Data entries
*-*-*
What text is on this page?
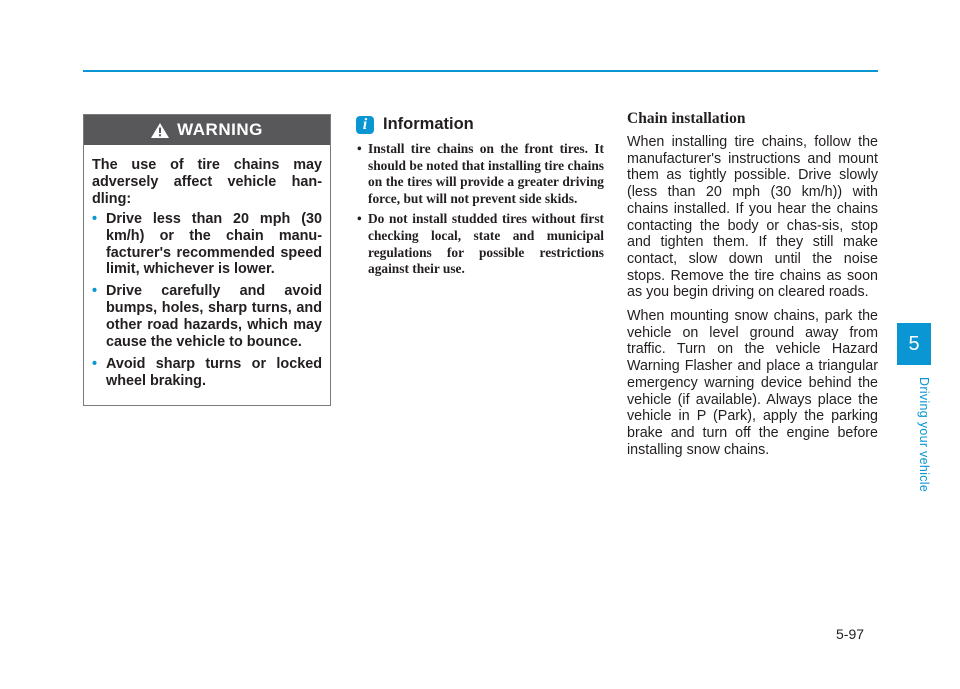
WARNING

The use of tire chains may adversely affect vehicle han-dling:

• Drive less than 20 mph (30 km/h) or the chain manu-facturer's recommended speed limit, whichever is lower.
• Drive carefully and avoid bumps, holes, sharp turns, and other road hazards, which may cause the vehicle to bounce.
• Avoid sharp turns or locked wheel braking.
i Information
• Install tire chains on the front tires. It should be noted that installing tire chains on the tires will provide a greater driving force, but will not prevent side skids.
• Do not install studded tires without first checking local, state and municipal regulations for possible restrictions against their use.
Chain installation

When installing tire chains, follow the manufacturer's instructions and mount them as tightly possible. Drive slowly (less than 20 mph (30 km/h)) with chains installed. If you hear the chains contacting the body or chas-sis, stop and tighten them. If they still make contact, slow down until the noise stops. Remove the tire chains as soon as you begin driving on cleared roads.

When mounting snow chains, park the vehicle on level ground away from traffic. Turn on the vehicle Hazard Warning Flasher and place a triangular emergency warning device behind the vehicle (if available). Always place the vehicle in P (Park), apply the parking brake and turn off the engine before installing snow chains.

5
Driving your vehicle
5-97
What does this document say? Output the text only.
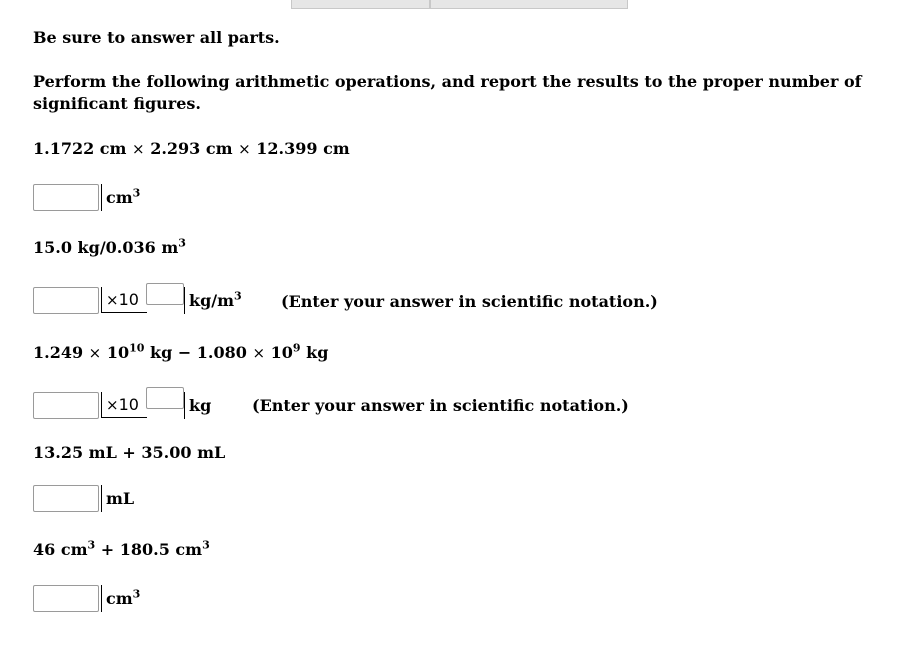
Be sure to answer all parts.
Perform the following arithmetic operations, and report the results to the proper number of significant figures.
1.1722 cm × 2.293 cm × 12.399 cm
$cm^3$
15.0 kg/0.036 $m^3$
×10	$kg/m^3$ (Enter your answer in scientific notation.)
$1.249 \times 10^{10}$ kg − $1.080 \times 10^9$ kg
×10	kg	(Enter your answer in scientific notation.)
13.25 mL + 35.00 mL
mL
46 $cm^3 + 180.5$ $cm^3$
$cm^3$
*-*-*
◆ Exercise description ◆
Copy out each line that contains the word "sharp".

◆ Answer to this exercise ◆
• Drive carefully and avoid bumps, holes, sharp turns, and other road hazards, which may cause the vehicle to bounce.
• Avoid sharp turns or locked wheel braking.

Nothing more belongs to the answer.